Aim: Take the line containing "Parse this screenshot: output", the line containing "What's the underlying", and all lines between them, and transcribe them exactly. Leave out pictures.

** begin Given records **

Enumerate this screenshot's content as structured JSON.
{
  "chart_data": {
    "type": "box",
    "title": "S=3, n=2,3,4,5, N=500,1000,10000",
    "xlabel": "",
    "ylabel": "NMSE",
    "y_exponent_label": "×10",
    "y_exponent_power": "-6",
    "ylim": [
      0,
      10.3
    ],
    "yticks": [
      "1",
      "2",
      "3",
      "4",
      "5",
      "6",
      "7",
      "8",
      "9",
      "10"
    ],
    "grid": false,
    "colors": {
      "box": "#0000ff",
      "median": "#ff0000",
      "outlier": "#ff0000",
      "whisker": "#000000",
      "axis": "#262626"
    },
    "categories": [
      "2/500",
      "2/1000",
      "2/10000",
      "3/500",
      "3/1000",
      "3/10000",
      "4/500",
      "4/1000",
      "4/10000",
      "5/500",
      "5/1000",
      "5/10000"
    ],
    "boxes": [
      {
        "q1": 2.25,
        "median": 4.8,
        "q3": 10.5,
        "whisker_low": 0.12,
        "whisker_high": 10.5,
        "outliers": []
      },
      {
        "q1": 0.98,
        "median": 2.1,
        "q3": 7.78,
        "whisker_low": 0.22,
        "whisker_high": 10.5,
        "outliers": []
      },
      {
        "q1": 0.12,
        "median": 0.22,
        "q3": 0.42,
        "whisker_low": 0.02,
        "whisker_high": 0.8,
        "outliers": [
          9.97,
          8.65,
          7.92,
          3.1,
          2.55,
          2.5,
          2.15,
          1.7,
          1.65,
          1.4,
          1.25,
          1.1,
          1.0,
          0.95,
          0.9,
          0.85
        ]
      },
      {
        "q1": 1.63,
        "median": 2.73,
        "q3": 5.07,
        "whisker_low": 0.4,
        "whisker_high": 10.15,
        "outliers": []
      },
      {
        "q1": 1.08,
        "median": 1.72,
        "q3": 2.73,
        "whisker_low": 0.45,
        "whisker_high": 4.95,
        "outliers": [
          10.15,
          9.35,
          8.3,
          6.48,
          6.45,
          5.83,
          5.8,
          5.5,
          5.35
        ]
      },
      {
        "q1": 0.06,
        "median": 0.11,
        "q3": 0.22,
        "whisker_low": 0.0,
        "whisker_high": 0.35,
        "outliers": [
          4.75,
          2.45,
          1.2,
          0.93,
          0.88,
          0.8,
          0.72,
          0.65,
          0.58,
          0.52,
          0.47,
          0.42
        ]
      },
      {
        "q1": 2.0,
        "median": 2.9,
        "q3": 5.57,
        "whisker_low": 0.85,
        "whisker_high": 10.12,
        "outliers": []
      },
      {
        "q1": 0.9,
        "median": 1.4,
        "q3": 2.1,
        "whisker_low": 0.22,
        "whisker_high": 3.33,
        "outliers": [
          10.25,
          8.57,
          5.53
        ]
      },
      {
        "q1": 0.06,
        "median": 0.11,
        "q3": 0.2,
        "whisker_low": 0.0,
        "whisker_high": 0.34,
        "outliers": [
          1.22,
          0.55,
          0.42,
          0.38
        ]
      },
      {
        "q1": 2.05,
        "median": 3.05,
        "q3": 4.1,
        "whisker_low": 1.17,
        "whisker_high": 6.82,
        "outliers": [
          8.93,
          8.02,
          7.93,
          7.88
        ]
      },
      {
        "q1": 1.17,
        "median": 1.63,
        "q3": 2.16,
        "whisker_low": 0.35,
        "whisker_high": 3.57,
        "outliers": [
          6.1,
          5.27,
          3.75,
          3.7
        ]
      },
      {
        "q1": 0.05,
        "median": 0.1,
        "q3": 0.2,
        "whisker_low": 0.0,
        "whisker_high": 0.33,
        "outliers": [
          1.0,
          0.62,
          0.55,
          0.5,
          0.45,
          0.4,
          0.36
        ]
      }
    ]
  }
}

** end Given records **
** begin Given records **

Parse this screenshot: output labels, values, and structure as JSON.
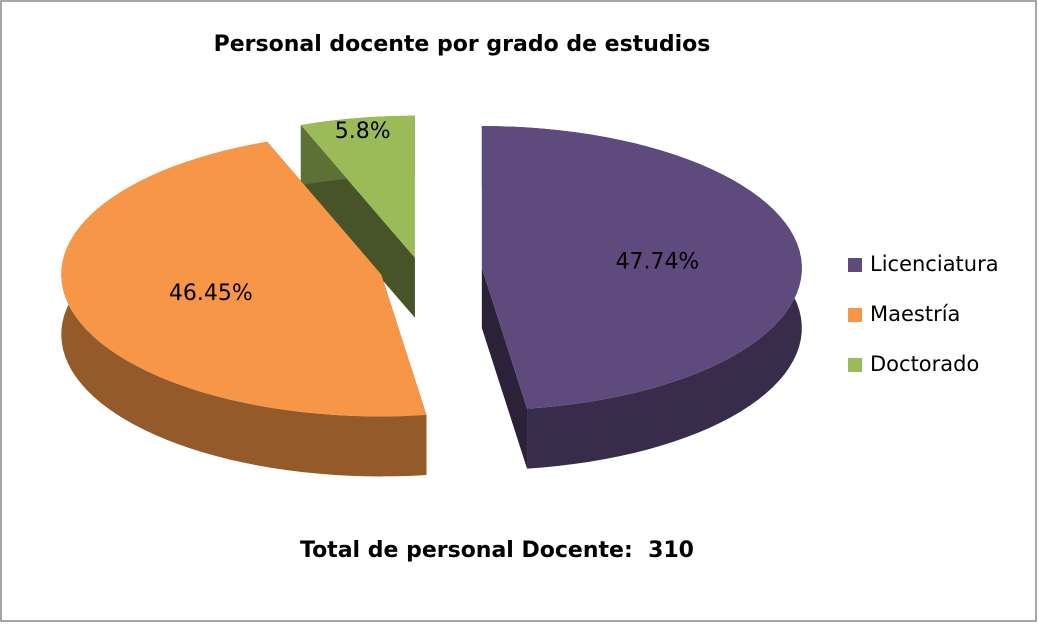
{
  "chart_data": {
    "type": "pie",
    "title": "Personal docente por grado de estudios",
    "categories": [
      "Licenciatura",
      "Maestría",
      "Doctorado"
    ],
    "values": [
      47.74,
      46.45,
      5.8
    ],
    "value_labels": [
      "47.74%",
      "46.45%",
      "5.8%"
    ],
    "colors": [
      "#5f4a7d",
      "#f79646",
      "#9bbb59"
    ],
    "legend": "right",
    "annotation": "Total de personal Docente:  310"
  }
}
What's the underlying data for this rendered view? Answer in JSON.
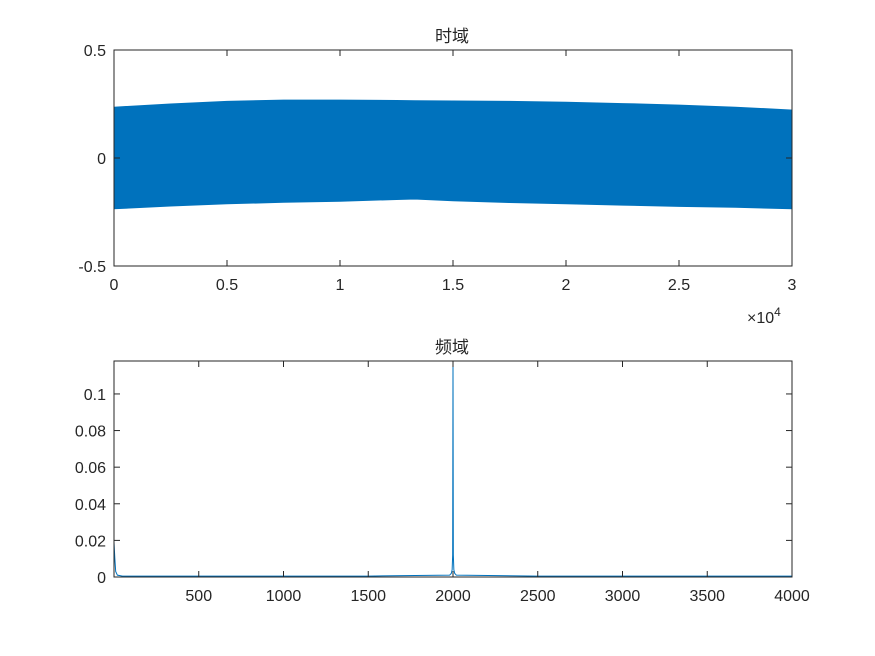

** end Given records **

Task output:
Parse this screenshot: output labels, values, and structure as JSON.
{
  "chart_data": {
    "type": "pie",
    "title": "Personal docente por grado de estudios",
    "categories": [
      "Licenciatura",
      "Maestría",
      "Doctorado"
    ],
    "values": [
      47.74,
      46.45,
      5.8
    ],
    "value_labels": [
      "47.74%",
      "46.45%",
      "5.8%"
    ],
    "colors": [
      "#5f4a7d",
      "#f79646",
      "#9bbb59"
    ],
    "legend": "right",
    "annotation": "Total de personal Docente:  310"
  }
}
What's the underlying data for this rendered view? Answer in JSON.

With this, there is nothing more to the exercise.